* [Gestellte Aufgabe 1]: Gib aus den Einträgen die Zeilen zwischen der Zeile mit „- file-item-merge[interactable]: merge: [457, 62, 562, 184]“ und der Zeile mit „- thumbnail-text: 神将阁: [510, 572, 525, 597]“, beide eingeschlossen, Wort für Wort wieder.

* [Vorliegender Text]:
↓↓↓

Sing a Bit of Harmony

10. April 2022
3 Minuten Lesezeit

Wollte nicht jeder Science-Fiction-Fan irgendwann eine eigene künstliche Intelligenz haben? Eine humanoide KI, die einem im Leben hilfreich sein kann und vielleicht sogar die teilweise verloren gegangene Freude in Aspekten des Lebens wieder nahe bringt? Dieser Frage widmet sich der Film „Sing a Bit of Harmony“, der über Crunchyroll in Deutschland veröffentlicht wird.

Der Regisseur Yasuhiro Yoshiura arbeitet auf der Grundlage des Drehbuchs von Ichiro Okouchi. Die Animation stammt aus dem Studio J.C.Staff, die auch schon für Food Wars produziert haben. Komponist dieses Sci-Fi-Coming-of-Age-Highschool-Musicals ist Ryo Takahashi, dessen Arbeiten auch schon Nominierungen erhielten. Der Film hat eine Spiellänge von schnell verfliegenden 110 Minuten.

↑↑↑

* [Gezeigte Einträge]:

↓↓↓

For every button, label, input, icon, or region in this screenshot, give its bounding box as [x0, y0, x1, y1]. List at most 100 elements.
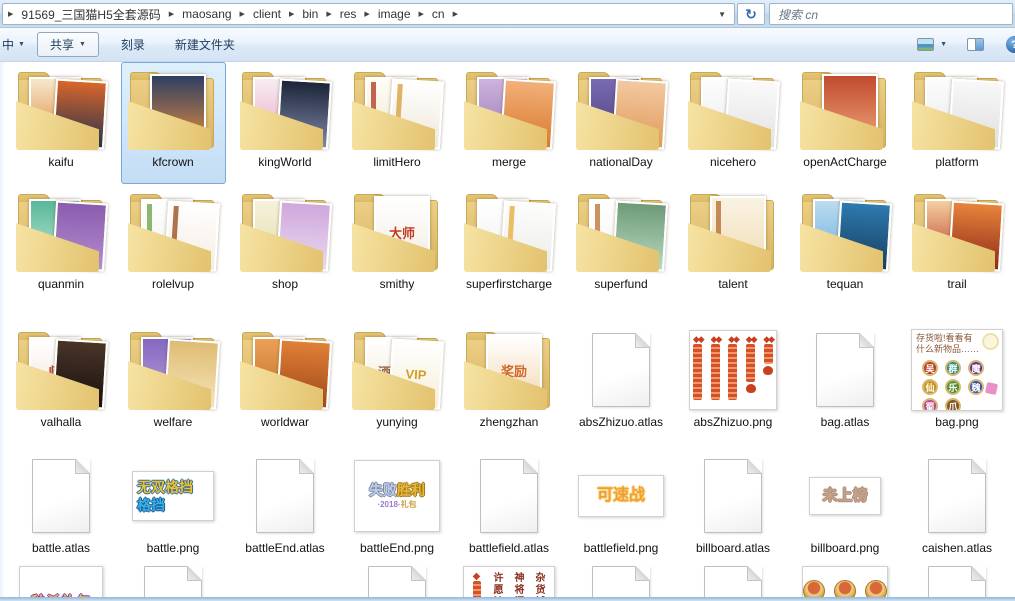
- file-item-merge[interactable]: merge: [457, 62, 562, 184]
- folder-icon: 酒店VIP: [350, 330, 444, 410]
- thumbnail-text: 格挡: [137, 497, 165, 513]
- file-item-trail[interactable]: trail: [905, 184, 1010, 322]
- thumbnail-text: 神将阁: [510, 572, 525, 597]
- file-item-superfirstcharge[interactable]: superfirstcharge: [457, 184, 562, 322]
- change-view-icon[interactable]: [917, 38, 934, 51]
- breadcrumb-item[interactable]: 91569_三国猫H5全套源码: [18, 6, 163, 23]
- file-item-kingWorld[interactable]: kingWorld: [233, 62, 338, 184]
- file-item-battlefield.png[interactable]: 可速战battlefield.png: [569, 448, 674, 562]
- thumbnail-text: 许愿池: [489, 572, 504, 597]
- faction-badge-icon: 仙: [922, 379, 938, 395]
- file-item-tequan[interactable]: tequan: [793, 184, 898, 322]
- folder-icon: [574, 70, 668, 150]
- file-item-absZhizuo.atlas[interactable]: absZhizuo.atlas: [569, 322, 674, 448]
- address-dropdown-icon[interactable]: ▼: [718, 10, 726, 19]
- file-icon-box: 无双格挡格挡: [124, 452, 222, 540]
- breadcrumb-item[interactable]: image: [375, 7, 414, 21]
- breadcrumb-arrow-icon: ▶: [8, 10, 13, 18]
- file-item[interactable]: [121, 562, 226, 597]
- document-icon: [704, 459, 762, 533]
- file-item-worldwar[interactable]: worldwar: [233, 322, 338, 448]
- include-partial-label: 中: [2, 36, 14, 53]
- gift-icon: [985, 382, 998, 395]
- folder-icon: [462, 192, 556, 272]
- refresh-button[interactable]: ↻: [737, 3, 765, 25]
- file-item-superfund[interactable]: superfund: [569, 184, 674, 322]
- thumbnail-text: 无双格挡: [137, 479, 193, 495]
- file-label: welfare: [154, 415, 193, 429]
- folder-icon: [126, 330, 220, 410]
- file-label: battleEnd.atlas: [245, 541, 324, 555]
- file-item[interactable]: ◆许愿池神将阁杂货铺登 道竞: [457, 562, 562, 597]
- burn-button[interactable]: 刻录: [113, 32, 153, 57]
- file-item[interactable]: [905, 562, 1010, 597]
- thumbnail-text: 杂货铺: [531, 572, 546, 597]
- file-item[interactable]: [681, 562, 786, 597]
- document-icon: [480, 459, 538, 533]
- breadcrumb-item[interactable]: maosang: [179, 7, 234, 21]
- file-item-shop[interactable]: shop: [233, 184, 338, 322]
- search-input[interactable]: 搜索 cn: [769, 3, 1013, 25]
- preview-pane-icon[interactable]: [967, 38, 984, 51]
- file-item-talent[interactable]: talent: [681, 184, 786, 322]
- breadcrumb-item[interactable]: client: [250, 7, 284, 21]
- file-item-smithy[interactable]: 大师smithy: [345, 184, 450, 322]
- file-item-battlefield.atlas[interactable]: battlefield.atlas: [457, 448, 562, 562]
- views-dropdown-icon[interactable]: ▼: [940, 41, 947, 48]
- file-item[interactable]: 秒杀礼包: [9, 562, 114, 597]
- file-icon-box: [236, 66, 334, 154]
- file-icon-box: [572, 326, 670, 414]
- thumbnail-text: 可速战: [597, 487, 645, 505]
- file-item-battle.atlas[interactable]: battle.atlas: [9, 448, 114, 562]
- thumbnail-text: 未上榜: [822, 487, 867, 504]
- file-icon-box: 存货啦!看看有 什么新物品……吴群魔仙乐魏蜀爪: [908, 326, 1006, 414]
- file-label: quanmin: [38, 277, 84, 291]
- file-item-battleEnd.atlas[interactable]: battleEnd.atlas: [233, 448, 338, 562]
- file-item-yunying[interactable]: 酒店VIPyunying: [345, 322, 450, 448]
- file-item-openActCharge[interactable]: openActCharge: [793, 62, 898, 184]
- file-item-limitHero[interactable]: limitHero: [345, 62, 450, 184]
- firecracker-head-icon: ◆◆: [746, 335, 756, 343]
- file-icon-box: [124, 326, 222, 414]
- file-item[interactable]: [345, 562, 450, 597]
- file-label: openActCharge: [803, 155, 886, 169]
- breadcrumb-item[interactable]: res: [337, 7, 360, 21]
- file-item-welfare[interactable]: welfare: [121, 322, 226, 448]
- file-item-absZhizuo.png[interactable]: ◆◆◆◆◆◆◆◆◆◆absZhizuo.png: [681, 322, 786, 448]
- file-icon-box: [684, 452, 782, 540]
- new-folder-button[interactable]: 新建文件夹: [167, 32, 243, 57]
- file-item-nationalDay[interactable]: nationalDay: [569, 62, 674, 184]
- file-item-bag.png[interactable]: 存货啦!看看有 什么新物品……吴群魔仙乐魏蜀爪bag.png: [905, 322, 1010, 448]
- document-icon: [928, 566, 986, 597]
- file-item-platform[interactable]: platform: [905, 62, 1010, 184]
- file-icon-box: 未上榜: [796, 452, 894, 540]
- file-item-battleEnd.png[interactable]: 失败 胜利·2018·礼包battleEnd.png: [345, 448, 450, 562]
- faction-badge-icon: 爪: [945, 398, 961, 411]
- thumbnail-text: 存货啦!看看有 什么新物品……: [916, 333, 979, 355]
- file-item-nicehero[interactable]: nicehero: [681, 62, 786, 184]
- file-item[interactable]: [569, 562, 674, 597]
- gold-badge-icon: [865, 580, 887, 597]
- breadcrumb-bar[interactable]: ▶ 91569_三国猫H5全套源码▶maosang▶client▶bin▶res…: [2, 3, 735, 25]
- file-item-valhalla[interactable]: 师valhalla: [9, 322, 114, 448]
- file-item-billboard.atlas[interactable]: billboard.atlas: [681, 448, 786, 562]
- file-item-billboard.png[interactable]: 未上榜billboard.png: [793, 448, 898, 562]
- file-item[interactable]: [233, 562, 338, 597]
- thumbnail-text: ·2018·: [377, 500, 400, 509]
- file-item-rolelvup[interactable]: rolelvup: [121, 184, 226, 322]
- help-icon[interactable]: ?: [1006, 36, 1015, 53]
- file-item-zhengzhan[interactable]: 奖励zhengzhan: [457, 322, 562, 448]
- file-item-kfcrown[interactable]: kfcrown: [121, 62, 226, 184]
- share-button[interactable]: 共享 ▼: [37, 32, 99, 57]
- include-in-library-button-partial[interactable]: 中 ▼: [2, 36, 25, 53]
- file-item-kaifu[interactable]: kaifu: [9, 62, 114, 184]
- file-item-caishen.atlas[interactable]: caishen.atlas: [905, 448, 1010, 562]
- breadcrumb-item[interactable]: cn: [429, 7, 448, 21]
- file-item-bag.atlas[interactable]: bag.atlas: [793, 322, 898, 448]
- document-icon: [816, 333, 874, 407]
- file-item-quanmin[interactable]: quanmin: [9, 184, 114, 322]
- folder-icon: 奖励: [462, 330, 556, 410]
- file-item[interactable]: [793, 562, 898, 597]
- breadcrumb-item[interactable]: bin: [299, 7, 321, 21]
- file-item-battle.png[interactable]: 无双格挡格挡battle.png: [121, 448, 226, 562]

↑↑↑

* [Gestellte Aufgabe 2]:
Beantworte anhand des Textes über den Film „Sing a Bit of Harmony“:
(a) Über welche Plattform wird der Film in Deutschland veröffentlicht?
(b) Aus welchem Studio stammt die Animation?
(c) Welche Spiellänge hat der Film?

* [Lösung der Aufgabe 1]:
- file-item-merge[interactable]: merge: [457, 62, 562, 184]
- folder-icon: 酒店VIP: [350, 330, 444, 410]
- thumbnail-text: 格挡: [137, 497, 165, 513]
- file-item-trail[interactable]: trail: [905, 184, 1010, 322]
- thumbnail-text: 神将阁: [510, 572, 525, 597]

* [Lösung der Aufgabe 2]:
(a) Über Crunchyroll.
(b) Aus dem Studio J.C.Staff.
(c) 110 Minuten.